* SUPPLIED DATA:

—————

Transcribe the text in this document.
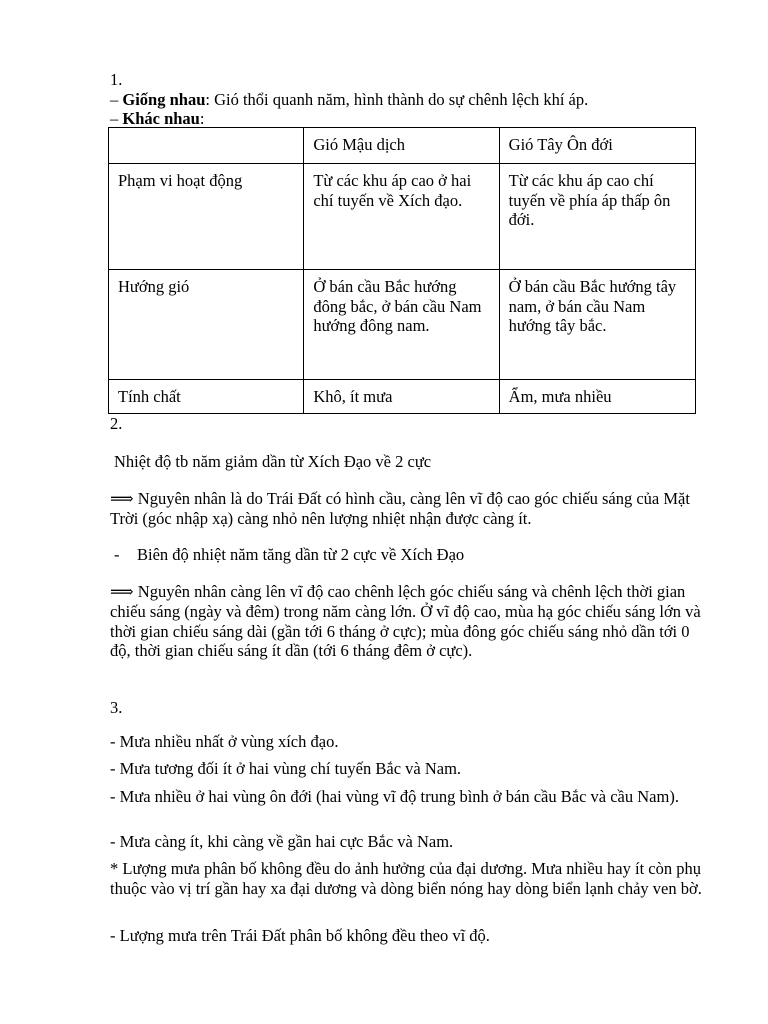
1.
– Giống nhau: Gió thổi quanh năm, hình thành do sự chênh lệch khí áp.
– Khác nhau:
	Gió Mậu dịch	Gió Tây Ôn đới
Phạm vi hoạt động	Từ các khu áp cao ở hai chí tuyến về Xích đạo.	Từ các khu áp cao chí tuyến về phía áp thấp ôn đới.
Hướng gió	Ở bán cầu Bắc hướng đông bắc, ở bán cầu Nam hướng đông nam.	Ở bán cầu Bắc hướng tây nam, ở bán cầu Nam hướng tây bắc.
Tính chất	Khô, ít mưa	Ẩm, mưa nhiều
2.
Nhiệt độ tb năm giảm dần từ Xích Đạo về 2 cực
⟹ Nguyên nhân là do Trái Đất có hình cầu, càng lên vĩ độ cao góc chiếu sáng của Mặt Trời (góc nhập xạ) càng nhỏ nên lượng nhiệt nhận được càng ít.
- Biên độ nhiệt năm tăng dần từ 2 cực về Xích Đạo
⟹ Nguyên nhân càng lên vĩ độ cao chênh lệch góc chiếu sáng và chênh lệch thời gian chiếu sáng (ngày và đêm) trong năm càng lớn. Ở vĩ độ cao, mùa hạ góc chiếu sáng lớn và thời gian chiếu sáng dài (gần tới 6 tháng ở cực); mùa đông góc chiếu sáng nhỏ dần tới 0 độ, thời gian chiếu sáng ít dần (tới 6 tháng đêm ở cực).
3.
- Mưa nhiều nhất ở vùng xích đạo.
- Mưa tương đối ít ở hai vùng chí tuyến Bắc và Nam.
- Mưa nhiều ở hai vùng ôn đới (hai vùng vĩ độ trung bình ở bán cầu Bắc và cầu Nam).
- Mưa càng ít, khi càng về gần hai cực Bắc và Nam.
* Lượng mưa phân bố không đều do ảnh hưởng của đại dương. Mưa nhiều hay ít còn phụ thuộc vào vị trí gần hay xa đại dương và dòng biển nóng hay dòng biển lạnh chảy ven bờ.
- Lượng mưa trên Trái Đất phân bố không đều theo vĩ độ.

—————

Nothing in the entries should change as you copy them, except that the pictures are left out.

* OUTPUT BELOW:
Transcribe the text in this document.
1.
– Giống nhau: Gió thổi quanh năm, hình thành do sự chênh lệch khí áp.
– Khác nhau:
	Gió Mậu dịch	Gió Tây Ôn đới
Phạm vi hoạt động	Từ các khu áp cao ở hai chí tuyến về Xích đạo.	Từ các khu áp cao chí tuyến về phía áp thấp ôn đới.
Hướng gió	Ở bán cầu Bắc hướng đông bắc, ở bán cầu Nam hướng đông nam.	Ở bán cầu Bắc hướng tây nam, ở bán cầu Nam hướng tây bắc.
Tính chất	Khô, ít mưa	Ẩm, mưa nhiều
2.
Nhiệt độ tb năm giảm dần từ Xích Đạo về 2 cực
⟹ Nguyên nhân là do Trái Đất có hình cầu, càng lên vĩ độ cao góc chiếu sáng của Mặt Trời (góc nhập xạ) càng nhỏ nên lượng nhiệt nhận được càng ít.
- Biên độ nhiệt năm tăng dần từ 2 cực về Xích Đạo
⟹ Nguyên nhân càng lên vĩ độ cao chênh lệch góc chiếu sáng và chênh lệch thời gian chiếu sáng (ngày và đêm) trong năm càng lớn. Ở vĩ độ cao, mùa hạ góc chiếu sáng lớn và thời gian chiếu sáng dài (gần tới 6 tháng ở cực); mùa đông góc chiếu sáng nhỏ dần tới 0 độ, thời gian chiếu sáng ít dần (tới 6 tháng đêm ở cực).
3.
- Mưa nhiều nhất ở vùng xích đạo.
- Mưa tương đối ít ở hai vùng chí tuyến Bắc và Nam.
- Mưa nhiều ở hai vùng ôn đới (hai vùng vĩ độ trung bình ở bán cầu Bắc và cầu Nam).
- Mưa càng ít, khi càng về gần hai cực Bắc và Nam.
* Lượng mưa phân bố không đều do ảnh hưởng của đại dương. Mưa nhiều hay ít còn phụ thuộc vào vị trí gần hay xa đại dương và dòng biển nóng hay dòng biển lạnh chảy ven bờ.
- Lượng mưa trên Trái Đất phân bố không đều theo vĩ độ.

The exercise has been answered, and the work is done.